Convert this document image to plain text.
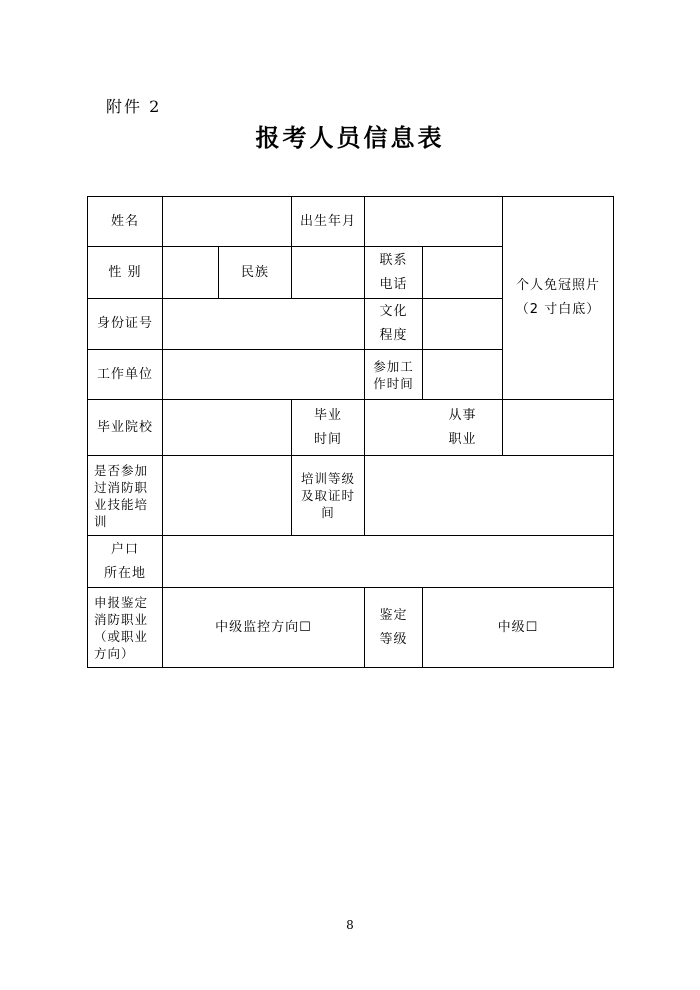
附件 2
报考人员信息表
姓名	出生年月
个人免冠照片
（2 寸白底）
性 别	民族
联系
电话
身份证号
文化
程度
工作单位
参加工
作时间
毕业院校
毕业
时间
从事
职业
是否参加过消防职业技能培训
培训等级及取证时间
户口
所在地
申报鉴定消防职业（或职业方向）
中级监控方向☐
鉴定
等级
中级☐
8
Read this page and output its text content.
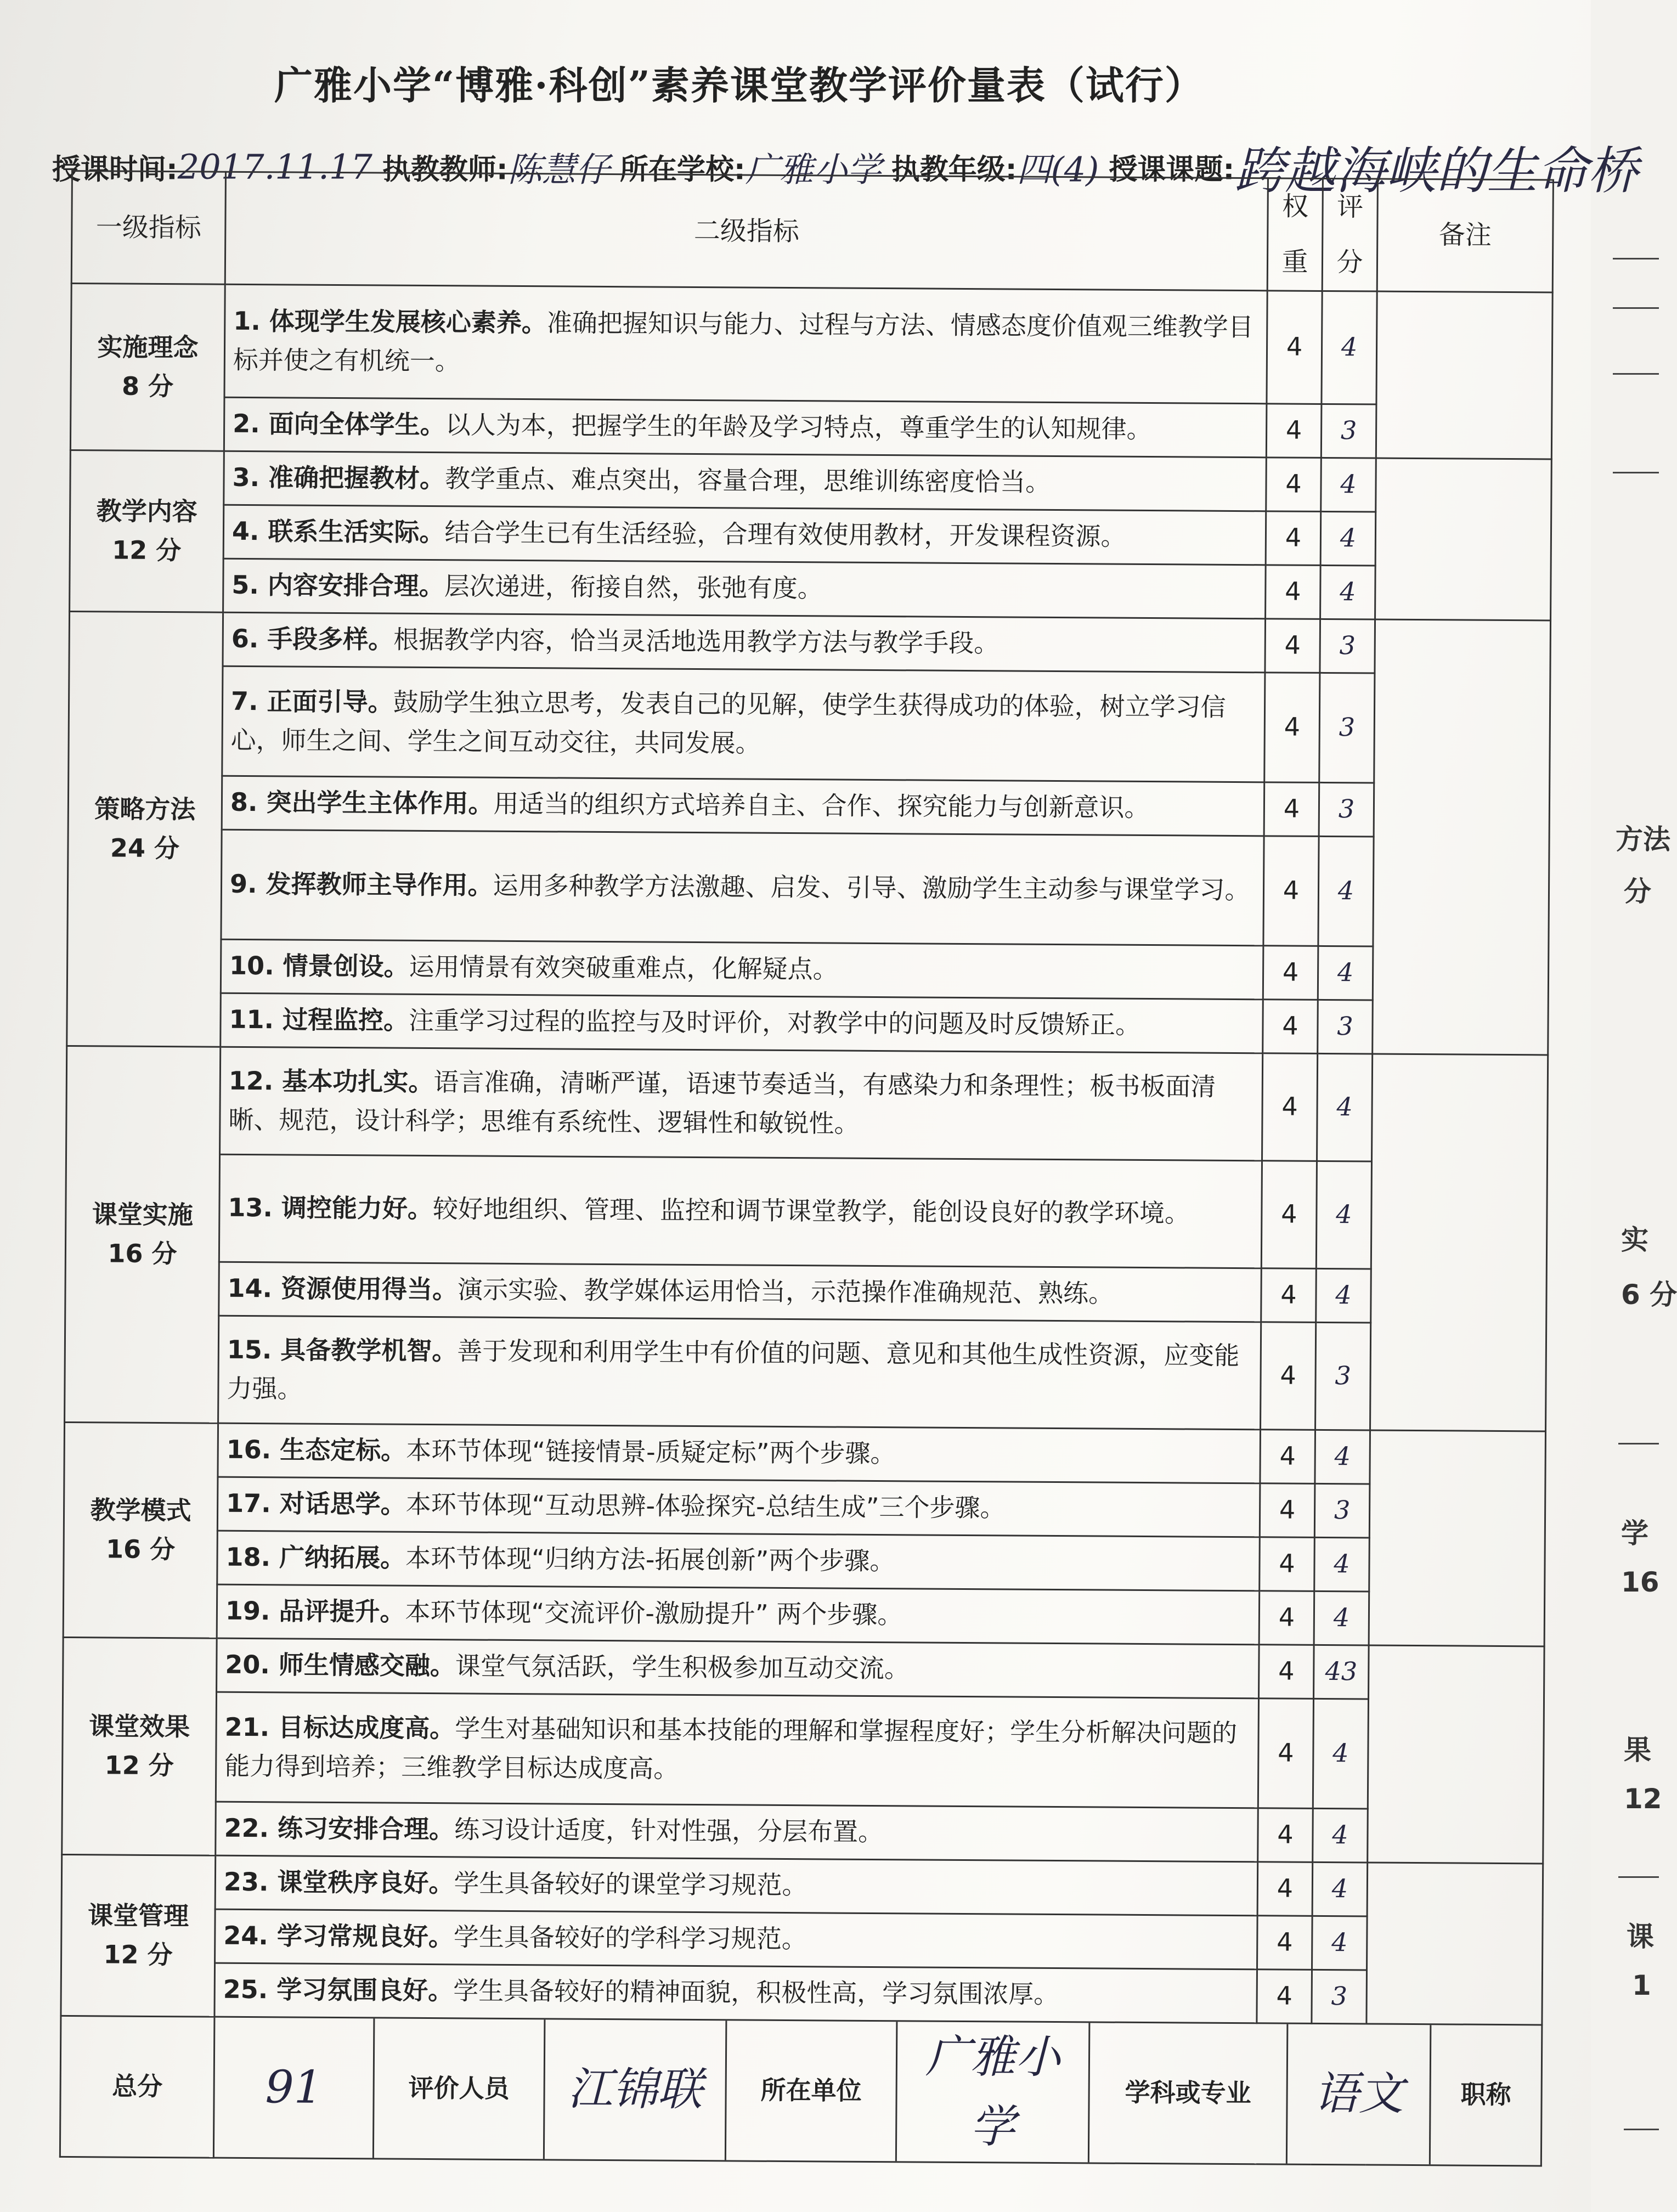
广雅小学“博雅·科创”素养课堂教学评价量表（试行）
授课时间:2017.11.17 执教教师:陈慧仔 所在学校:广雅小学 执教年级:四(4) 授课课题:跨越海峡的生命桥
一级指标	二级指标	权重	评分	备注
实施理念
8 分
	1. 体现学生发展核心素养。准确把握知识与能力、过程与方法、情感态度价值观三维教学目标并使之有机统一。	4	4	
2. 面向全体学生。以人为本，把握学生的年龄及学习特点，尊重学生的认知规律。	4	3
教学内容
12 分
	3. 准确把握教材。教学重点、难点突出，容量合理，思维训练密度恰当。	4	4	
4. 联系生活实际。结合学生已有生活经验，合理有效使用教材，开发课程资源。	4	4
5. 内容安排合理。层次递进，衔接自然，张弛有度。	4	4
策略方法
24 分
	6. 手段多样。根据教学内容，恰当灵活地选用教学方法与教学手段。	4	3	
7. 正面引导。鼓励学生独立思考，发表自己的见解，使学生获得成功的体验，树立学习信心，师生之间、学生之间互动交往，共同发展。	4	3
8. 突出学生主体作用。用适当的组织方式培养自主、合作、探究能力与创新意识。	4	3
9. 发挥教师主导作用。运用多种教学方法激趣、启发、引导、激励学生主动参与课堂学习。	4	4
10. 情景创设。运用情景有效突破重难点，化解疑点。	4	4
11. 过程监控。注重学习过程的监控与及时评价，对教学中的问题及时反馈矫正。	4	3
课堂实施
16 分
	12. 基本功扎实。语言准确，清晰严谨，语速节奏适当，有感染力和条理性；板书板面清晰、规范，设计科学；思维有系统性、逻辑性和敏锐性。	4	4	
13. 调控能力好。较好地组织、管理、监控和调节课堂教学，能创设良好的教学环境。	4	4
14. 资源使用得当。演示实验、教学媒体运用恰当，示范操作准确规范、熟练。	4	4
15. 具备教学机智。善于发现和利用学生中有价值的问题、意见和其他生成性资源，应变能力强。	4	3
教学模式
16 分
	16. 生态定标。本环节体现“链接情景-质疑定标”两个步骤。	4	4	
17. 对话思学。本环节体现“互动思辨-体验探究-总结生成”三个步骤。	4	3
18. 广纳拓展。本环节体现“归纳方法-拓展创新”两个步骤。	4	4
19. 品评提升。本环节体现“交流评价-激励提升” 两个步骤。	4	4
课堂效果
12 分
	20. 师生情感交融。课堂气氛活跃，学生积极参加互动交流。	4	43	
21. 目标达成度高。学生对基础知识和基本技能的理解和掌握程度好；学生分析解决问题的能力得到培养；三维教学目标达成度高。	4	4
22. 练习安排合理。练习设计适度，针对性强，分层布置。	4	4
课堂管理
12 分
	23. 课堂秩序良好。学生具备较好的课堂学习规范。	4	4	
24. 学习常规良好。学生具备较好的学科学习规范。	4	4
25. 学习氛围良好。学生具备较好的精神面貌，积极性高，学习氛围浓厚。	4	3
总分	91	评价人员	江锦联	所在单位	广雅小学	学科或专业	语文	职称
方法
分
实
6 分
学
16
果
12
课
1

+ + + +

#### TASK TO CARRY OUT:
Filter the data, keeping only the lines that contain "两个步骤".

#### WRITTEN SOLUTION:
	16. 生态定标。本环节体现“链接情景-质疑定标”两个步骤。	4	4	
18. 广纳拓展。本环节体现“归纳方法-拓展创新”两个步骤。	4	4
19. 品评提升。本环节体现“交流评价-激励提升” 两个步骤。	4	4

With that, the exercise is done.